### EXERCISE PROMPT:
Set down the full listing exactly, character for character.

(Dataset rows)
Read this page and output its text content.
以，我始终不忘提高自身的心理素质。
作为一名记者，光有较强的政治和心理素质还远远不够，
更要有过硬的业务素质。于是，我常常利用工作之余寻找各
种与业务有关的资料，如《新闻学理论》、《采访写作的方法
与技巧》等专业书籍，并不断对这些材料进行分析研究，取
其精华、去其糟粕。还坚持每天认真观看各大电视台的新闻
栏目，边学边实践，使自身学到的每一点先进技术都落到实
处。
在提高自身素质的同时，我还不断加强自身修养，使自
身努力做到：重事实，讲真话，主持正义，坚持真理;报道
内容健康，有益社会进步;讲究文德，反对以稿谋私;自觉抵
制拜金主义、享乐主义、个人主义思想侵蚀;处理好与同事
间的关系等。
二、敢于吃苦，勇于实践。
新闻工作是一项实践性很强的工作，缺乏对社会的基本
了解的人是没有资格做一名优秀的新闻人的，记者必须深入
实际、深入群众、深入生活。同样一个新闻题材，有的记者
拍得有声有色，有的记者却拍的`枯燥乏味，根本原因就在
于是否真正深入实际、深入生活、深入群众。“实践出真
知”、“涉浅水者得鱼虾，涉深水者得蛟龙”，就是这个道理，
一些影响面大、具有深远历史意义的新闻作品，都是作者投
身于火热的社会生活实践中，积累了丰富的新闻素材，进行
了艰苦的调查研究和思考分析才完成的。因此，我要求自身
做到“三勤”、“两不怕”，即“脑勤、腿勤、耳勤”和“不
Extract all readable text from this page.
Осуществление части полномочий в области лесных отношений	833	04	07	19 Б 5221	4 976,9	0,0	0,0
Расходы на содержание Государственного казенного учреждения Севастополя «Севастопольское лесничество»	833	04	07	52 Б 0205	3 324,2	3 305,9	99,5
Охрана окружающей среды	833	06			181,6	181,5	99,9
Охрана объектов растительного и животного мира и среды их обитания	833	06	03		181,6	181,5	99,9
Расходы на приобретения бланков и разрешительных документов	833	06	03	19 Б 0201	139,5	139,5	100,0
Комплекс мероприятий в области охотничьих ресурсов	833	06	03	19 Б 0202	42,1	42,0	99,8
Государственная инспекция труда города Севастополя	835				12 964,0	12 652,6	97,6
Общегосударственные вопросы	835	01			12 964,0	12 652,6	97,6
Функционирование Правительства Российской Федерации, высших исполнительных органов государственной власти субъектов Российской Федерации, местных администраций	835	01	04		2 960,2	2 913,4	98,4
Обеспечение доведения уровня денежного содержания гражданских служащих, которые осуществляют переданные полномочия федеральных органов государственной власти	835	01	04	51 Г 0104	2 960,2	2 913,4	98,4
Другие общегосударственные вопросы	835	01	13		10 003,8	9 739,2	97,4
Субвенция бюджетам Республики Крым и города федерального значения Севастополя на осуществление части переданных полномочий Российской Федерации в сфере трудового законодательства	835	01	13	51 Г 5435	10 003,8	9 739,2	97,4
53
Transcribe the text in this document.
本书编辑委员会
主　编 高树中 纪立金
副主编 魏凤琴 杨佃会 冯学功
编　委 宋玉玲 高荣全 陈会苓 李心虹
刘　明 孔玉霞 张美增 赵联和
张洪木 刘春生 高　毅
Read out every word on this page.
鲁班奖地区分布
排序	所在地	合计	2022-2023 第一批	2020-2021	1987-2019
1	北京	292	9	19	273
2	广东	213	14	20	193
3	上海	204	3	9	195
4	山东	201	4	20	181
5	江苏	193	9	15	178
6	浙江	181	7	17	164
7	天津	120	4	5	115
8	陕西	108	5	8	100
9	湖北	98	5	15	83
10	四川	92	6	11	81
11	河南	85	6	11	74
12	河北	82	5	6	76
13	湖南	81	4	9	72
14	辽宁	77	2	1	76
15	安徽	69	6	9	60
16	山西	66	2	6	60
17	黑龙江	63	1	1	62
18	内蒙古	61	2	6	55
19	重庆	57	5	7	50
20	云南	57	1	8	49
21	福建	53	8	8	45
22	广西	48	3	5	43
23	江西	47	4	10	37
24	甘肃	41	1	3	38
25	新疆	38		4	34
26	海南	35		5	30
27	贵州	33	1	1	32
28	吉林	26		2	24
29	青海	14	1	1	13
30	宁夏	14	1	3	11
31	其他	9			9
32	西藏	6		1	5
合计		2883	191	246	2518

### SOLUTION TO THIS EXERCISE:
Read this page and output its text content.
以，我始终不忘提高自身的心理素质。
作为一名记者，光有较强的政治和心理素质还远远不够，
更要有过硬的业务素质。于是，我常常利用工作之余寻找各
种与业务有关的资料，如《新闻学理论》、《采访写作的方法
与技巧》等专业书籍，并不断对这些材料进行分析研究，取
其精华、去其糟粕。还坚持每天认真观看各大电视台的新闻
栏目，边学边实践，使自身学到的每一点先进技术都落到实
处。
在提高自身素质的同时，我还不断加强自身修养，使自
身努力做到：重事实，讲真话，主持正义，坚持真理;报道
内容健康，有益社会进步;讲究文德，反对以稿谋私;自觉抵
制拜金主义、享乐主义、个人主义思想侵蚀;处理好与同事
间的关系等。
二、敢于吃苦，勇于实践。
新闻工作是一项实践性很强的工作，缺乏对社会的基本
了解的人是没有资格做一名优秀的新闻人的，记者必须深入
实际、深入群众、深入生活。同样一个新闻题材，有的记者
拍得有声有色，有的记者却拍的`枯燥乏味，根本原因就在
于是否真正深入实际、深入生活、深入群众。“实践出真
知”、“涉浅水者得鱼虾，涉深水者得蛟龙”，就是这个道理，
一些影响面大、具有深远历史意义的新闻作品，都是作者投
身于火热的社会生活实践中，积累了丰富的新闻素材，进行
了艰苦的调查研究和思考分析才完成的。因此，我要求自身
做到“三勤”、“两不怕”，即“脑勤、腿勤、耳勤”和“不
Extract all readable text from this page.
Осуществление части полномочий в области лесных отношений	833	04	07	19 Б 5221	4 976,9	0,0	0,0
Расходы на содержание Государственного казенного учреждения Севастополя «Севастопольское лесничество»	833	04	07	52 Б 0205	3 324,2	3 305,9	99,5
Охрана окружающей среды	833	06			181,6	181,5	99,9
Охрана объектов растительного и животного мира и среды их обитания	833	06	03		181,6	181,5	99,9
Расходы на приобретения бланков и разрешительных документов	833	06	03	19 Б 0201	139,5	139,5	100,0
Комплекс мероприятий в области охотничьих ресурсов	833	06	03	19 Б 0202	42,1	42,0	99,8
Государственная инспекция труда города Севастополя	835				12 964,0	12 652,6	97,6
Общегосударственные вопросы	835	01			12 964,0	12 652,6	97,6
Функционирование Правительства Российской Федерации, высших исполнительных органов государственной власти субъектов Российской Федерации, местных администраций	835	01	04		2 960,2	2 913,4	98,4
Обеспечение доведения уровня денежного содержания гражданских служащих, которые осуществляют переданные полномочия федеральных органов государственной власти	835	01	04	51 Г 0104	2 960,2	2 913,4	98,4
Другие общегосударственные вопросы	835	01	13		10 003,8	9 739,2	97,4
Субвенция бюджетам Республики Крым и города федерального значения Севастополя на осуществление части переданных полномочий Российской Федерации в сфере трудового законодательства	835	01	13	51 Г 5435	10 003,8	9 739,2	97,4
53
Transcribe the text in this document.
本书编辑委员会
主　编 高树中 纪立金
副主编 魏凤琴 杨佃会 冯学功
编　委 宋玉玲 高荣全 陈会苓 李心虹
刘　明 孔玉霞 张美增 赵联和
张洪木 刘春生 高　毅
Read out every word on this page.
鲁班奖地区分布
排序	所在地	合计	2022-2023 第一批	2020-2021	1987-2019
1	北京	292	9	19	273
2	广东	213	14	20	193
3	上海	204	3	9	195
4	山东	201	4	20	181
5	江苏	193	9	15	178
6	浙江	181	7	17	164
7	天津	120	4	5	115
8	陕西	108	5	8	100
9	湖北	98	5	15	83
10	四川	92	6	11	81
11	河南	85	6	11	74
12	河北	82	5	6	76
13	湖南	81	4	9	72
14	辽宁	77	2	1	76
15	安徽	69	6	9	60
16	山西	66	2	6	60
17	黑龙江	63	1	1	62
18	内蒙古	61	2	6	55
19	重庆	57	5	7	50
20	云南	57	1	8	49
21	福建	53	8	8	45
22	广西	48	3	5	43
23	江西	47	4	10	37
24	甘肃	41	1	3	38
25	新疆	38		4	34
26	海南	35		5	30
27	贵州	33	1	1	32
28	吉林	26		2	24
29	青海	14	1	1	13
30	宁夏	14	1	3	11
31	其他	9			9
32	西藏	6		1	5
合计		2883	191	246	2518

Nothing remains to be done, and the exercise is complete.